_Stated task_. Output every entry exactly, from the first line to the last.

_Source data_.

++++++

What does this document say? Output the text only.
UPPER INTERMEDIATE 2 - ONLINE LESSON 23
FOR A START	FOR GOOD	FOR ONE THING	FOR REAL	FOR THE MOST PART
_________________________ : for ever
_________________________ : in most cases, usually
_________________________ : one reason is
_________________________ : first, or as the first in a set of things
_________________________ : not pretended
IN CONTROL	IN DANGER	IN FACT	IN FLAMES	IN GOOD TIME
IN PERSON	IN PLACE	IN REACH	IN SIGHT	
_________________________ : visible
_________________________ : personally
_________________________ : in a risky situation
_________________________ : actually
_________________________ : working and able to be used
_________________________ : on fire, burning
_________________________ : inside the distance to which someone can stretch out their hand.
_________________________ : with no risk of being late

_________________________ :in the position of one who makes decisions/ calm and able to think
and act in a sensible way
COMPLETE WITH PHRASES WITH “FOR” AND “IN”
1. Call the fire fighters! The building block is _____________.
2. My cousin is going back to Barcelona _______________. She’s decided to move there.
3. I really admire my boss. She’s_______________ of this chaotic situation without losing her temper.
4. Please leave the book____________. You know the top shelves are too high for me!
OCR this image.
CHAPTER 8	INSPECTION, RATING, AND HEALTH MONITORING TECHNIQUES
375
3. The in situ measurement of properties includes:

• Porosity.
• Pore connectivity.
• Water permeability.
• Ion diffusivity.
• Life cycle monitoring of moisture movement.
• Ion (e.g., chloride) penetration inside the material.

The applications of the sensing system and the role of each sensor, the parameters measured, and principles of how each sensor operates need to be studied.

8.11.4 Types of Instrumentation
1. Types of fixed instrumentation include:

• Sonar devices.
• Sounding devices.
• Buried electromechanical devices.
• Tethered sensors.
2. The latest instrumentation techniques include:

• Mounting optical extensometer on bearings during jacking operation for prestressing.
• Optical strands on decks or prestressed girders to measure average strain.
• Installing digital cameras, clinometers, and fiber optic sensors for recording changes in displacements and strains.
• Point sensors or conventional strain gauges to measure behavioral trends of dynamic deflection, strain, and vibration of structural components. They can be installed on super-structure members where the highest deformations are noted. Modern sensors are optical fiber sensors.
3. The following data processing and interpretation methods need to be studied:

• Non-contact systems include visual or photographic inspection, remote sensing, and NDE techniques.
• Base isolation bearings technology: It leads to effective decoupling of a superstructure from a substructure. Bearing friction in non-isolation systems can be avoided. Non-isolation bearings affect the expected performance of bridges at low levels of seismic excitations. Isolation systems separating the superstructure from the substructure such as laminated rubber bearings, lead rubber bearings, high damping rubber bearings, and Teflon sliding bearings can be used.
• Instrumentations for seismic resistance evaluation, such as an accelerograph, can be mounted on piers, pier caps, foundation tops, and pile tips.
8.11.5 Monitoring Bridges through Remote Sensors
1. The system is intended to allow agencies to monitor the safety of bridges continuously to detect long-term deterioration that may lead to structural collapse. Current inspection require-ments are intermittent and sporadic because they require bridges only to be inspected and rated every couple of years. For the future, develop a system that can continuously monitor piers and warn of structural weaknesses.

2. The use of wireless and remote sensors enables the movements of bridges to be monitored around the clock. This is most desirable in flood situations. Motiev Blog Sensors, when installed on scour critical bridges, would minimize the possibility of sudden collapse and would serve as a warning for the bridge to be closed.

++++++

_Final result_.
What does this document say? Output the text only.
UPPER INTERMEDIATE 2 - ONLINE LESSON 23
FOR A START	FOR GOOD	FOR ONE THING	FOR REAL	FOR THE MOST PART
_________________________ : for ever
_________________________ : in most cases, usually
_________________________ : one reason is
_________________________ : first, or as the first in a set of things
_________________________ : not pretended
IN CONTROL	IN DANGER	IN FACT	IN FLAMES	IN GOOD TIME
IN PERSON	IN PLACE	IN REACH	IN SIGHT	
_________________________ : visible
_________________________ : personally
_________________________ : in a risky situation
_________________________ : actually
_________________________ : working and able to be used
_________________________ : on fire, burning
_________________________ : inside the distance to which someone can stretch out their hand.
_________________________ : with no risk of being late

_________________________ :in the position of one who makes decisions/ calm and able to think
and act in a sensible way
COMPLETE WITH PHRASES WITH “FOR” AND “IN”
1. Call the fire fighters! The building block is _____________.
2. My cousin is going back to Barcelona _______________. She’s decided to move there.
3. I really admire my boss. She’s_______________ of this chaotic situation without losing her temper.
4. Please leave the book____________. You know the top shelves are too high for me!
OCR this image.
CHAPTER 8	INSPECTION, RATING, AND HEALTH MONITORING TECHNIQUES
375
3. The in situ measurement of properties includes:

• Porosity.
• Pore connectivity.
• Water permeability.
• Ion diffusivity.
• Life cycle monitoring of moisture movement.
• Ion (e.g., chloride) penetration inside the material.

The applications of the sensing system and the role of each sensor, the parameters measured, and principles of how each sensor operates need to be studied.

8.11.4 Types of Instrumentation
1. Types of fixed instrumentation include:

• Sonar devices.
• Sounding devices.
• Buried electromechanical devices.
• Tethered sensors.
2. The latest instrumentation techniques include:

• Mounting optical extensometer on bearings during jacking operation for prestressing.
• Optical strands on decks or prestressed girders to measure average strain.
• Installing digital cameras, clinometers, and fiber optic sensors for recording changes in displacements and strains.
• Point sensors or conventional strain gauges to measure behavioral trends of dynamic deflection, strain, and vibration of structural components. They can be installed on super-structure members where the highest deformations are noted. Modern sensors are optical fiber sensors.
3. The following data processing and interpretation methods need to be studied:

• Non-contact systems include visual or photographic inspection, remote sensing, and NDE techniques.
• Base isolation bearings technology: It leads to effective decoupling of a superstructure from a substructure. Bearing friction in non-isolation systems can be avoided. Non-isolation bearings affect the expected performance of bridges at low levels of seismic excitations. Isolation systems separating the superstructure from the substructure such as laminated rubber bearings, lead rubber bearings, high damping rubber bearings, and Teflon sliding bearings can be used.
• Instrumentations for seismic resistance evaluation, such as an accelerograph, can be mounted on piers, pier caps, foundation tops, and pile tips.
8.11.5 Monitoring Bridges through Remote Sensors
1. The system is intended to allow agencies to monitor the safety of bridges continuously to detect long-term deterioration that may lead to structural collapse. Current inspection require-ments are intermittent and sporadic because they require bridges only to be inspected and rated every couple of years. For the future, develop a system that can continuously monitor piers and warn of structural weaknesses.

2. The use of wireless and remote sensors enables the movements of bridges to be monitored around the clock. This is most desirable in flood situations. Motiev Blog Sensors, when installed on scour critical bridges, would minimize the possibility of sudden collapse and would serve as a warning for the bridge to be closed.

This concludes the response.